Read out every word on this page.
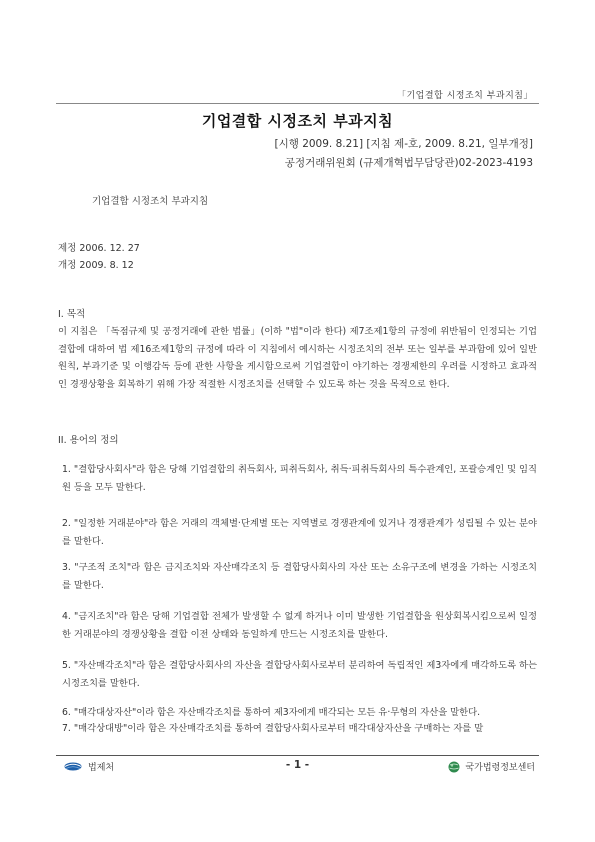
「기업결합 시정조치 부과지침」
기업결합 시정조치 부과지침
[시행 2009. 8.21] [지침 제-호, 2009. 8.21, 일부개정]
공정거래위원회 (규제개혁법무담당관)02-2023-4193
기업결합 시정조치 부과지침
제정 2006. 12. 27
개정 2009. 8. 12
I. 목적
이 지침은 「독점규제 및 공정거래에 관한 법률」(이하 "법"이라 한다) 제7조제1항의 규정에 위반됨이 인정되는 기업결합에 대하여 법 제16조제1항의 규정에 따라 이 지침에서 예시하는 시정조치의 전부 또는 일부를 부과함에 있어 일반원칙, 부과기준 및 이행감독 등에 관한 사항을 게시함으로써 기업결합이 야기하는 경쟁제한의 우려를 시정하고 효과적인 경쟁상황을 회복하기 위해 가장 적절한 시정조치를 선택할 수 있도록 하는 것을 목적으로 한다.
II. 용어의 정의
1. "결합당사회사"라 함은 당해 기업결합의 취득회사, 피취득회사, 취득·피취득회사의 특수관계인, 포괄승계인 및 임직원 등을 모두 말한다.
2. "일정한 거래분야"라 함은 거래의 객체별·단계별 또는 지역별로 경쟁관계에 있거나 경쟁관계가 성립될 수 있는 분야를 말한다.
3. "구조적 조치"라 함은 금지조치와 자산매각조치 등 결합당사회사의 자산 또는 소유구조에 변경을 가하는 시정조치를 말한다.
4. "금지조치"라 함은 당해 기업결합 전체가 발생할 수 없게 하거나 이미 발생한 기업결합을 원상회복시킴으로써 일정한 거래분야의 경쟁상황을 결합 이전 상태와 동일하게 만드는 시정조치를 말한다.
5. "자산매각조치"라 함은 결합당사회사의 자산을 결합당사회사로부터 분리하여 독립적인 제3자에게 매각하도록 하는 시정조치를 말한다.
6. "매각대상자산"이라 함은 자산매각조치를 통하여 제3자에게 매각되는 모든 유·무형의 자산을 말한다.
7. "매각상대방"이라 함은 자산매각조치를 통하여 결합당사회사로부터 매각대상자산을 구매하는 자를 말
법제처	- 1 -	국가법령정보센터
★ ★ ★ ★
▶ [What is asked]:
All of the entries above should be duplicated exactly, except for the pictures.

▶ [Result below]:
Read out every word on this page.
「기업결합 시정조치 부과지침」
기업결합 시정조치 부과지침
[시행 2009. 8.21] [지침 제-호, 2009. 8.21, 일부개정]
공정거래위원회 (규제개혁법무담당관)02-2023-4193
기업결합 시정조치 부과지침
제정 2006. 12. 27
개정 2009. 8. 12
I. 목적
이 지침은 「독점규제 및 공정거래에 관한 법률」(이하 "법"이라 한다) 제7조제1항의 규정에 위반됨이 인정되는 기업결합에 대하여 법 제16조제1항의 규정에 따라 이 지침에서 예시하는 시정조치의 전부 또는 일부를 부과함에 있어 일반원칙, 부과기준 및 이행감독 등에 관한 사항을 게시함으로써 기업결합이 야기하는 경쟁제한의 우려를 시정하고 효과적인 경쟁상황을 회복하기 위해 가장 적절한 시정조치를 선택할 수 있도록 하는 것을 목적으로 한다.
II. 용어의 정의
1. "결합당사회사"라 함은 당해 기업결합의 취득회사, 피취득회사, 취득·피취득회사의 특수관계인, 포괄승계인 및 임직원 등을 모두 말한다.
2. "일정한 거래분야"라 함은 거래의 객체별·단계별 또는 지역별로 경쟁관계에 있거나 경쟁관계가 성립될 수 있는 분야를 말한다.
3. "구조적 조치"라 함은 금지조치와 자산매각조치 등 결합당사회사의 자산 또는 소유구조에 변경을 가하는 시정조치를 말한다.
4. "금지조치"라 함은 당해 기업결합 전체가 발생할 수 없게 하거나 이미 발생한 기업결합을 원상회복시킴으로써 일정한 거래분야의 경쟁상황을 결합 이전 상태와 동일하게 만드는 시정조치를 말한다.
5. "자산매각조치"라 함은 결합당사회사의 자산을 결합당사회사로부터 분리하여 독립적인 제3자에게 매각하도록 하는 시정조치를 말한다.
6. "매각대상자산"이라 함은 자산매각조치를 통하여 제3자에게 매각되는 모든 유·무형의 자산을 말한다.
7. "매각상대방"이라 함은 자산매각조치를 통하여 결합당사회사로부터 매각대상자산을 구매하는 자를 말
법제처	- 1 -	국가법령정보센터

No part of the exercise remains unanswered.